● DO THIS: Locate the word "Dujiangyan" in the data below, then copy every line that holds it.

[Saved entries]

★ ★ ★

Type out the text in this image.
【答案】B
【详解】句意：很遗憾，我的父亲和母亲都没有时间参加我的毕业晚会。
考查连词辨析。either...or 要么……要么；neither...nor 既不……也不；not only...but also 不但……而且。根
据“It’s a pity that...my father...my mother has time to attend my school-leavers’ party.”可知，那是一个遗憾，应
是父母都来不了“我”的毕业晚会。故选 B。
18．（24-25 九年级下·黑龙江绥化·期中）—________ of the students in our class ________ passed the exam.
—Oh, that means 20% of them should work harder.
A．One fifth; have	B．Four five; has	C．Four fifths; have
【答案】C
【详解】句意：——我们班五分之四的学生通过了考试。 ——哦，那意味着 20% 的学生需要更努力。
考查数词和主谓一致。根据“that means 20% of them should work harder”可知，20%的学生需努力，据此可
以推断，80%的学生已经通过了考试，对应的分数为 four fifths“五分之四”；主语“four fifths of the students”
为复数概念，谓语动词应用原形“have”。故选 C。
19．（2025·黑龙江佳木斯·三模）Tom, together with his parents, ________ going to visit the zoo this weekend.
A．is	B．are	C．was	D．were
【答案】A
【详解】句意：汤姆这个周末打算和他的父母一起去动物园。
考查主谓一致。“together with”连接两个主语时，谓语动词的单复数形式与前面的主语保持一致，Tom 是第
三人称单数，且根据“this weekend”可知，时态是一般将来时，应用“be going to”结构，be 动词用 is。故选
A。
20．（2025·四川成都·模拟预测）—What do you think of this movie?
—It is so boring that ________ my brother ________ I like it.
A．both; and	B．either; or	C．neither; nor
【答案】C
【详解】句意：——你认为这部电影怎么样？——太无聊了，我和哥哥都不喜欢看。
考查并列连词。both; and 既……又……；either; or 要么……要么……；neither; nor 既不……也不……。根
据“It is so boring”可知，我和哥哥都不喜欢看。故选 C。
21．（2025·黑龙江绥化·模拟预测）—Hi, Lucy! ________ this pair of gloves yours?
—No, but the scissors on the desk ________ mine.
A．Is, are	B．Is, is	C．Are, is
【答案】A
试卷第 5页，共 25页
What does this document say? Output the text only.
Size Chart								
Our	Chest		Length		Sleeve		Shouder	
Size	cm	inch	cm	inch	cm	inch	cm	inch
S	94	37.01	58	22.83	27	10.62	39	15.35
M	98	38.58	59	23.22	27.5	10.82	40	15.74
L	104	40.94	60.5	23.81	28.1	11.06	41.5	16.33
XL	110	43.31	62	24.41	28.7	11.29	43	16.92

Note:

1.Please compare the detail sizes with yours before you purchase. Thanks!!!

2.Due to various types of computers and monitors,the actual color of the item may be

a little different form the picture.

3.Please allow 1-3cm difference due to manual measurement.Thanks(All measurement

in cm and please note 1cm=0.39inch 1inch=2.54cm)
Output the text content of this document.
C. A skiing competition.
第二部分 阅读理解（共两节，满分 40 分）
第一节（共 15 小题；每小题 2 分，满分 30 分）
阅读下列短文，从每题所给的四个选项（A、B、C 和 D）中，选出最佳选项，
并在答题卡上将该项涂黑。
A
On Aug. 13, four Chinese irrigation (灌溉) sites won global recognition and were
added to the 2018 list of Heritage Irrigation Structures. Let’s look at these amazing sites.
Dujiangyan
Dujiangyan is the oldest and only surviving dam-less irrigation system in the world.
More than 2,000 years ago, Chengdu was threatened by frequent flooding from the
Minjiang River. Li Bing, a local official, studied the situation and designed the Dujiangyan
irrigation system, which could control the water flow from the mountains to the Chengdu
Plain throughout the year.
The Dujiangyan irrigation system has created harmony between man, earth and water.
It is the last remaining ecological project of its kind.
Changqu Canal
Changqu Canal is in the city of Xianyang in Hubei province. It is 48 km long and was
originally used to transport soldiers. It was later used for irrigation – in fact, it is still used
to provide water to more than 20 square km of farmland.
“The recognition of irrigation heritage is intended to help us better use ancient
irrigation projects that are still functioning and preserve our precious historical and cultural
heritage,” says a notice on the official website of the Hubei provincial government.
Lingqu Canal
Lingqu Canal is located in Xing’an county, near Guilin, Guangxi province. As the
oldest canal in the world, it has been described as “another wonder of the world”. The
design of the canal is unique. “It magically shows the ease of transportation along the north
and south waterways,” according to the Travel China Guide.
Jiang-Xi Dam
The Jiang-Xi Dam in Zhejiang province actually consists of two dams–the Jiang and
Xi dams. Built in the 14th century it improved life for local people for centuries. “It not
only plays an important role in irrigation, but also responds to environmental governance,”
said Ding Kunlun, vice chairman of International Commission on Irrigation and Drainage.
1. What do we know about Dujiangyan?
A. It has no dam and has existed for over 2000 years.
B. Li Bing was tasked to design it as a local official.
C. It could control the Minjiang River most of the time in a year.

★ ★ ★

● RESULT OF THIS EXERCISE:
Dujiangyan
Dujiangyan is the oldest and only surviving dam-less irrigation system in the world.
Minjiang River. Li Bing, a local official, studied the situation and designed the Dujiangyan
The Dujiangyan irrigation system has created harmony between man, earth and water.
1. What do we know about Dujiangyan?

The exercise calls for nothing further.